TASK DESCRIPTION -
Repeat every record exactly, but keep images out of the copy.

RECORDS SHOWN -
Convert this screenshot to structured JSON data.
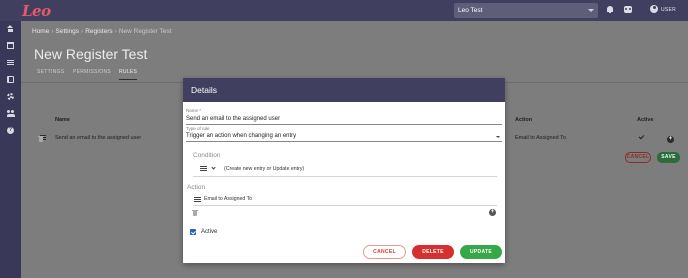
{
  "app": {
    "logo_text": "Leo",
    "workspace_select": "Leo Test",
    "user_label": "USER"
  },
  "sidebar": {
    "toggle_glyph": "›",
    "items": [
      {
        "icon": "home-icon"
      },
      {
        "icon": "calendar-icon"
      },
      {
        "icon": "list-icon"
      },
      {
        "icon": "book-icon"
      },
      {
        "icon": "gear-icon"
      },
      {
        "icon": "users-icon"
      },
      {
        "icon": "help-icon",
        "glyph": "?"
      }
    ]
  },
  "breadcrumb": {
    "items": [
      "Home",
      "Settings",
      "Registers"
    ],
    "separator": "›",
    "current": "New Register Test"
  },
  "page": {
    "title": "New Register Test"
  },
  "tabs": [
    {
      "label": "SETTINGS"
    },
    {
      "label": "PERMISSIONS"
    },
    {
      "label": "RULES",
      "active": true
    }
  ],
  "rules_table": {
    "columns": {
      "name": "Name",
      "action": "Action",
      "active": "Active"
    },
    "rows": [
      {
        "name": "Send an email to the assigned user",
        "action": "Email to Assigned To",
        "active": true
      }
    ],
    "add_glyph": "+"
  },
  "page_buttons": {
    "cancel": "CANCEL",
    "save": "SAVE"
  },
  "modal": {
    "title": "Details",
    "name_label": "Name *",
    "name_value": "Send an email to the assigned user",
    "type_label": "Type of rule",
    "type_value": "Trigger an action when changing an entry",
    "condition_label": "Condition",
    "condition_text": "(Create new entry or Update entry)",
    "action_label": "Action",
    "action_text": "Email to Assigned To",
    "add_glyph": "+",
    "active_label": "Active",
    "active_checked": true,
    "buttons": {
      "cancel": "CANCEL",
      "delete": "DELETE",
      "update": "UPDATE"
    }
  },
  "colors": {
    "header": "#413f60",
    "sidebar": "#3a3858",
    "delete": "#d62f2f",
    "update": "#37a84a",
    "checkbox": "#2d5fbf"
  }
}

THE RESPONSE -
Convert this screenshot to structured JSON data.
{
  "app": {
    "logo_text": "Leo",
    "workspace_select": "Leo Test",
    "user_label": "USER"
  },
  "sidebar": {
    "toggle_glyph": "›",
    "items": [
      {
        "icon": "home-icon"
      },
      {
        "icon": "calendar-icon"
      },
      {
        "icon": "list-icon"
      },
      {
        "icon": "book-icon"
      },
      {
        "icon": "gear-icon"
      },
      {
        "icon": "users-icon"
      },
      {
        "icon": "help-icon",
        "glyph": "?"
      }
    ]
  },
  "breadcrumb": {
    "items": [
      "Home",
      "Settings",
      "Registers"
    ],
    "separator": "›",
    "current": "New Register Test"
  },
  "page": {
    "title": "New Register Test"
  },
  "tabs": [
    {
      "label": "SETTINGS"
    },
    {
      "label": "PERMISSIONS"
    },
    {
      "label": "RULES",
      "active": true
    }
  ],
  "rules_table": {
    "columns": {
      "name": "Name",
      "action": "Action",
      "active": "Active"
    },
    "rows": [
      {
        "name": "Send an email to the assigned user",
        "action": "Email to Assigned To",
        "active": true
      }
    ],
    "add_glyph": "+"
  },
  "page_buttons": {
    "cancel": "CANCEL",
    "save": "SAVE"
  },
  "modal": {
    "title": "Details",
    "name_label": "Name *",
    "name_value": "Send an email to the assigned user",
    "type_label": "Type of rule",
    "type_value": "Trigger an action when changing an entry",
    "condition_label": "Condition",
    "condition_text": "(Create new entry or Update entry)",
    "action_label": "Action",
    "action_text": "Email to Assigned To",
    "add_glyph": "+",
    "active_label": "Active",
    "active_checked": true,
    "buttons": {
      "cancel": "CANCEL",
      "delete": "DELETE",
      "update": "UPDATE"
    }
  },
  "colors": {
    "header": "#413f60",
    "sidebar": "#3a3858",
    "delete": "#d62f2f",
    "update": "#37a84a",
    "checkbox": "#2d5fbf"
  }
}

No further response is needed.